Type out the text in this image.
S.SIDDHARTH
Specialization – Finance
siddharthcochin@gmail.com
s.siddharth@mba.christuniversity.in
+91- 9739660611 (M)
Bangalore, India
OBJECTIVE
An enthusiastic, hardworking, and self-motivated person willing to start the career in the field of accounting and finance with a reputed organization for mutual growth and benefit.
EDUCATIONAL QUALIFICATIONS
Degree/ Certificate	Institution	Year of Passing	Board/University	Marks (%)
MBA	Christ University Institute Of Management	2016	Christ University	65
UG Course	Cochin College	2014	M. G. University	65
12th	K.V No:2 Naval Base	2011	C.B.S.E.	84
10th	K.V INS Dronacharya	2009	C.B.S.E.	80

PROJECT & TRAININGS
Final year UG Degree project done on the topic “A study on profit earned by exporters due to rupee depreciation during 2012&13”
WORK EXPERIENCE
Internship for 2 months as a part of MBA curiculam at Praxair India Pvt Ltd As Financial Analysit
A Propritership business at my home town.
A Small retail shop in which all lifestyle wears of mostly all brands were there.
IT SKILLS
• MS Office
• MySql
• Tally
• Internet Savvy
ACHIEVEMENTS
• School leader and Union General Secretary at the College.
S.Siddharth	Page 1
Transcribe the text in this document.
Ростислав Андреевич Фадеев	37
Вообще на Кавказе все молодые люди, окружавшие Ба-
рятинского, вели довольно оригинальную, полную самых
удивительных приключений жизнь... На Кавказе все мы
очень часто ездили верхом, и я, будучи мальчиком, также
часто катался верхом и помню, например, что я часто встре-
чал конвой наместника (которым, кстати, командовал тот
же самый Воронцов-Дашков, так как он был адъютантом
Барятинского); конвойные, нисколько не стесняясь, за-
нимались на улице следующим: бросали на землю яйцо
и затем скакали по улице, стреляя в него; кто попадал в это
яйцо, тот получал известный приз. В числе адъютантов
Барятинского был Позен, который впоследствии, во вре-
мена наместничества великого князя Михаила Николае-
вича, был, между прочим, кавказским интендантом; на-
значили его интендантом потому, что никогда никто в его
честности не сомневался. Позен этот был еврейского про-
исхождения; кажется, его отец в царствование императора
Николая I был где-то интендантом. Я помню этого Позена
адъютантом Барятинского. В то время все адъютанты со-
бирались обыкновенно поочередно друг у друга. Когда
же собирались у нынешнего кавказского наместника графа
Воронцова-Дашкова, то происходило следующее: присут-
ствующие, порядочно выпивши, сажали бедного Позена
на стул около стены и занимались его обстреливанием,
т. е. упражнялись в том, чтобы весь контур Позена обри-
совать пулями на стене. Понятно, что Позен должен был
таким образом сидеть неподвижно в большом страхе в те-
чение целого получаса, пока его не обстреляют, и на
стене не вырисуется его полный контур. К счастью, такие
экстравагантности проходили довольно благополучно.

## Problem requirements:
Locate the word "часто" in the entries, and copy every line where it is found.

## Result of the task:
очень часто ездили верхом, и я, будучи мальчиком, также
часто катался верхом и помню, например, что я часто встре-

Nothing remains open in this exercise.